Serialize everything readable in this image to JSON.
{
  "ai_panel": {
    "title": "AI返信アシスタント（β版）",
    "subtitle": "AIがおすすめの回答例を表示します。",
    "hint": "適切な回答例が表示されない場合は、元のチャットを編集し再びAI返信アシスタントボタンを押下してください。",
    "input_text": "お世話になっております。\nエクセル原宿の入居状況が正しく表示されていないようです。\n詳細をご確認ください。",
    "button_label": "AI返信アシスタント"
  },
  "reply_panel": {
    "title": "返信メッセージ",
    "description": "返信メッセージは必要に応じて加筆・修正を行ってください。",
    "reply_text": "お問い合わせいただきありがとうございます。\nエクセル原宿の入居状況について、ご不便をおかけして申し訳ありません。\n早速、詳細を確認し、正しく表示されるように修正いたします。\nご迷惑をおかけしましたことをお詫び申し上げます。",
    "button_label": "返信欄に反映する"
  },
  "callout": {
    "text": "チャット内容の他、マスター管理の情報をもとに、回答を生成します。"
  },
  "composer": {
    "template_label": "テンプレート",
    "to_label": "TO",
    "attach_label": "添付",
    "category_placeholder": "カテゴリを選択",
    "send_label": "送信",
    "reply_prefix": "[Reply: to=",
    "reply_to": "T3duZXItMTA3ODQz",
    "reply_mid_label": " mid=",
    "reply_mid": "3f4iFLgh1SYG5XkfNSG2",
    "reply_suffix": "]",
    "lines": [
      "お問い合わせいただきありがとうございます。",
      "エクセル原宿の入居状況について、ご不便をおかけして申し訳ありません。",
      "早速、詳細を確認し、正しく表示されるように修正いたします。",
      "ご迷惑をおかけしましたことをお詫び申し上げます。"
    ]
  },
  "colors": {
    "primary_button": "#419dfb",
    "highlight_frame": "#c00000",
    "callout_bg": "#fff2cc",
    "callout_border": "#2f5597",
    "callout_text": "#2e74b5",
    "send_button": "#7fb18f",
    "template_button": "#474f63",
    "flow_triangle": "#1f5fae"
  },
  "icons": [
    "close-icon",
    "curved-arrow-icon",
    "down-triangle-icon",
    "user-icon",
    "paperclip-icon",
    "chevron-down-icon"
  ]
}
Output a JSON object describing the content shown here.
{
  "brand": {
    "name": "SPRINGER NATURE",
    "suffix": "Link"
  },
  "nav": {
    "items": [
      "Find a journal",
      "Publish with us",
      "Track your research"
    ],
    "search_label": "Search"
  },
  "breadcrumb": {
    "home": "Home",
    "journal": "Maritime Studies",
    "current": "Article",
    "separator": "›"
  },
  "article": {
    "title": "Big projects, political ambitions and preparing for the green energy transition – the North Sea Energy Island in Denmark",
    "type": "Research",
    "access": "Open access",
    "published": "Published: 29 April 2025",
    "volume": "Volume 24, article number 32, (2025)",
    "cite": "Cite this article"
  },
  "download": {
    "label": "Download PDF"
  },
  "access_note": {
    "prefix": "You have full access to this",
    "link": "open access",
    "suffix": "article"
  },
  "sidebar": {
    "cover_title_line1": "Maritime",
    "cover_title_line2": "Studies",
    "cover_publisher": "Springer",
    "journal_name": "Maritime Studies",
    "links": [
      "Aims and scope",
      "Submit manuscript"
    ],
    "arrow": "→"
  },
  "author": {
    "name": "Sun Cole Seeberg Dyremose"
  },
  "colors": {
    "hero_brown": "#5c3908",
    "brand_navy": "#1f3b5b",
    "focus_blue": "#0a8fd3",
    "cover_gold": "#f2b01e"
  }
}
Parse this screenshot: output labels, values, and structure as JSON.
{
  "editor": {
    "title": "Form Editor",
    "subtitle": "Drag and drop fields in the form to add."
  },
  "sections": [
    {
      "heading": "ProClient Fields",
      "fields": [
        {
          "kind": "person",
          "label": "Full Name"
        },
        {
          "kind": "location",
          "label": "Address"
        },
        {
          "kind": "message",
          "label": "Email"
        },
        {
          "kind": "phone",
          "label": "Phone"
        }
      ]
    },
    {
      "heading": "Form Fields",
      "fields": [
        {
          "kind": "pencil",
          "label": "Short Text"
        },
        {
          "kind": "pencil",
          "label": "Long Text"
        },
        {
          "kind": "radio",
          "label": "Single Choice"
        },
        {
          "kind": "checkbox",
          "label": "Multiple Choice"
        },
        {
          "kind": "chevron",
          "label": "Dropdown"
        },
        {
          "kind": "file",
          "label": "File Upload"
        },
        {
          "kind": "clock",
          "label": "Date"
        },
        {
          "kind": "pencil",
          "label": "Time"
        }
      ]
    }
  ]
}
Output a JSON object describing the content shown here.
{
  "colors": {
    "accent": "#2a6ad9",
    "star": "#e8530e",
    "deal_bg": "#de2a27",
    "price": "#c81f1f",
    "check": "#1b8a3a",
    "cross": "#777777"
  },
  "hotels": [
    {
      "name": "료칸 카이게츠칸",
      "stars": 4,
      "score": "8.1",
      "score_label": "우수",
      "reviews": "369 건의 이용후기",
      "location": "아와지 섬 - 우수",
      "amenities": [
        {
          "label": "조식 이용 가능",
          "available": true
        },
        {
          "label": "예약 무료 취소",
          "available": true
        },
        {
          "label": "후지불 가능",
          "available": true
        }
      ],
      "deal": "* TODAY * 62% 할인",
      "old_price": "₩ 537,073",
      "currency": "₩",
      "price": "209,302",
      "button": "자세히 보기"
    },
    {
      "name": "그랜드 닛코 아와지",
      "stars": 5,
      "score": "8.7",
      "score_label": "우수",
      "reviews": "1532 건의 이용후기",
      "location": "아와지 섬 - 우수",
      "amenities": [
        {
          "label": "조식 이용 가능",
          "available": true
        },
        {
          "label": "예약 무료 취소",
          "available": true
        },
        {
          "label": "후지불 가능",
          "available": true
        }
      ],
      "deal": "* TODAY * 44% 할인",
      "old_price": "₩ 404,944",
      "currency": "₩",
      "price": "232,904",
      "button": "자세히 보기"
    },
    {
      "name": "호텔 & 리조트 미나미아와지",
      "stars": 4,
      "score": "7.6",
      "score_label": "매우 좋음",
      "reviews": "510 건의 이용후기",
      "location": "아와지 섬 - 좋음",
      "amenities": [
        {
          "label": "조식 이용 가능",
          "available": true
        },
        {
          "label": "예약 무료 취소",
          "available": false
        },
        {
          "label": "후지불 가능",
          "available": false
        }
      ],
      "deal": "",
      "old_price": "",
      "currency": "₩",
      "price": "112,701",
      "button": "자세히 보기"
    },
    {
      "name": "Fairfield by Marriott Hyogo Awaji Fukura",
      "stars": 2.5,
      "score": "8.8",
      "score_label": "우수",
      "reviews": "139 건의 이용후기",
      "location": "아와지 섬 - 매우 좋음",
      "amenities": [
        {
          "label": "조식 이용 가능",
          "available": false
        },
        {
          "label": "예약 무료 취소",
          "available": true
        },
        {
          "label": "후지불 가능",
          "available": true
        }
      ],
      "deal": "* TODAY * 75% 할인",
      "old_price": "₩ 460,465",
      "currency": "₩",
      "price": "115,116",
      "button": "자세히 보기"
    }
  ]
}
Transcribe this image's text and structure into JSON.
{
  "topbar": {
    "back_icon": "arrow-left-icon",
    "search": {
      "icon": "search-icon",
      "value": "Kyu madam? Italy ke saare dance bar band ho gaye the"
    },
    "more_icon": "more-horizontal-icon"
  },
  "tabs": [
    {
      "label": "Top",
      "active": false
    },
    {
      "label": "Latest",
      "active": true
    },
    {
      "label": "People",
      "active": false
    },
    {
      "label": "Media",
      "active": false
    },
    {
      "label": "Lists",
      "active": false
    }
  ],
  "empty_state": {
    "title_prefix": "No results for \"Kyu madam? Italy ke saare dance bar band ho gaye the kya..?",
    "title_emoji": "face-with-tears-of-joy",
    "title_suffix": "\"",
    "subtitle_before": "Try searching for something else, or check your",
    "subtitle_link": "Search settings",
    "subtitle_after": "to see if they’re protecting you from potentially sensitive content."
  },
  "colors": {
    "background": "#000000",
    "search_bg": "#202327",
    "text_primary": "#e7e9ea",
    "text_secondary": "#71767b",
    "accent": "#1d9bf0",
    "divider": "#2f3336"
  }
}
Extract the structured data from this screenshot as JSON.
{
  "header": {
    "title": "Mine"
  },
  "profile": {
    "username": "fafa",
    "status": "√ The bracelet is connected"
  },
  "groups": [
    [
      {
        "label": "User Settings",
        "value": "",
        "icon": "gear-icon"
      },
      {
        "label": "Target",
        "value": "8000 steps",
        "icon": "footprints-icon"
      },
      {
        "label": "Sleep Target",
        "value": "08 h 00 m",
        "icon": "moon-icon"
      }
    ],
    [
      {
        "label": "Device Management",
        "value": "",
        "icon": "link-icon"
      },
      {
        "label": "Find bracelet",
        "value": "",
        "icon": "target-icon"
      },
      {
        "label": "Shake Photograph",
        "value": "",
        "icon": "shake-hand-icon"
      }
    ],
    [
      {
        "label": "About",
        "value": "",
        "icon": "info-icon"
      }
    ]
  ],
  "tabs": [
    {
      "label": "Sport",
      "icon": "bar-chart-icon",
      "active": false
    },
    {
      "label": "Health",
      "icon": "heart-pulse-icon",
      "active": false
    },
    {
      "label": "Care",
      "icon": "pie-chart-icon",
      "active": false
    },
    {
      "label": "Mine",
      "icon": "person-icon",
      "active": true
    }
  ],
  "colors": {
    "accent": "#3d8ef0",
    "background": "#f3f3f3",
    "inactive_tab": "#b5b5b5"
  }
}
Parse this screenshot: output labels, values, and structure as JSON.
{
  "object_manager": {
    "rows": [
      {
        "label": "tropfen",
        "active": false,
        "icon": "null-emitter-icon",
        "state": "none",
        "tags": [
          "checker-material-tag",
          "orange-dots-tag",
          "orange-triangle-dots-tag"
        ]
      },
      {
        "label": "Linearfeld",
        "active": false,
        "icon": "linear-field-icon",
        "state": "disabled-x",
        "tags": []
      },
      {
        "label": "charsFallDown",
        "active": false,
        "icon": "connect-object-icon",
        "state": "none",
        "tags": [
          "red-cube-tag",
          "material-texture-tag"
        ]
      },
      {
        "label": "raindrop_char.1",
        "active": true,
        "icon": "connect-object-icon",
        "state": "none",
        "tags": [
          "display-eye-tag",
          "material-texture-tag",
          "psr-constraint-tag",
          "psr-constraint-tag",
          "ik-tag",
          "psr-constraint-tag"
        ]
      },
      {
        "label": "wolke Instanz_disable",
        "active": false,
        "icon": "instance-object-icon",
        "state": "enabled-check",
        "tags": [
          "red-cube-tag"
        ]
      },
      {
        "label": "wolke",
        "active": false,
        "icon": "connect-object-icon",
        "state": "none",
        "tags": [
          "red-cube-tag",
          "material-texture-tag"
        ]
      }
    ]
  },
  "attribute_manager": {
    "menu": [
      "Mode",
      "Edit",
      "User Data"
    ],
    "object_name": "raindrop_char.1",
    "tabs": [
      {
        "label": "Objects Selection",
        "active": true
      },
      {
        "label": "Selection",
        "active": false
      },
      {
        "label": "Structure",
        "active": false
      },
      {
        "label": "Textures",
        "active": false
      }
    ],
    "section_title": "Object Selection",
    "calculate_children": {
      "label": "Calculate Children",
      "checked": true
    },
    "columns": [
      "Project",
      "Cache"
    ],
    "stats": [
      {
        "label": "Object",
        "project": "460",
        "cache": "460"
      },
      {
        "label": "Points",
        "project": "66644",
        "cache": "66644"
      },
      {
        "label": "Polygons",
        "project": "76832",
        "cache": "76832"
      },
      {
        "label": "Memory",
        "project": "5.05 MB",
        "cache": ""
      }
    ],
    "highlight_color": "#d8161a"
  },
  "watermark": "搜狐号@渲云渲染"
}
········
• _EXERCISE_
Gather from the entries above all lines that include the string "with".

• _WRITTEN SOLUTION_
      "Publish with us",
    "title_emoji": "face-with-tears-of-joy",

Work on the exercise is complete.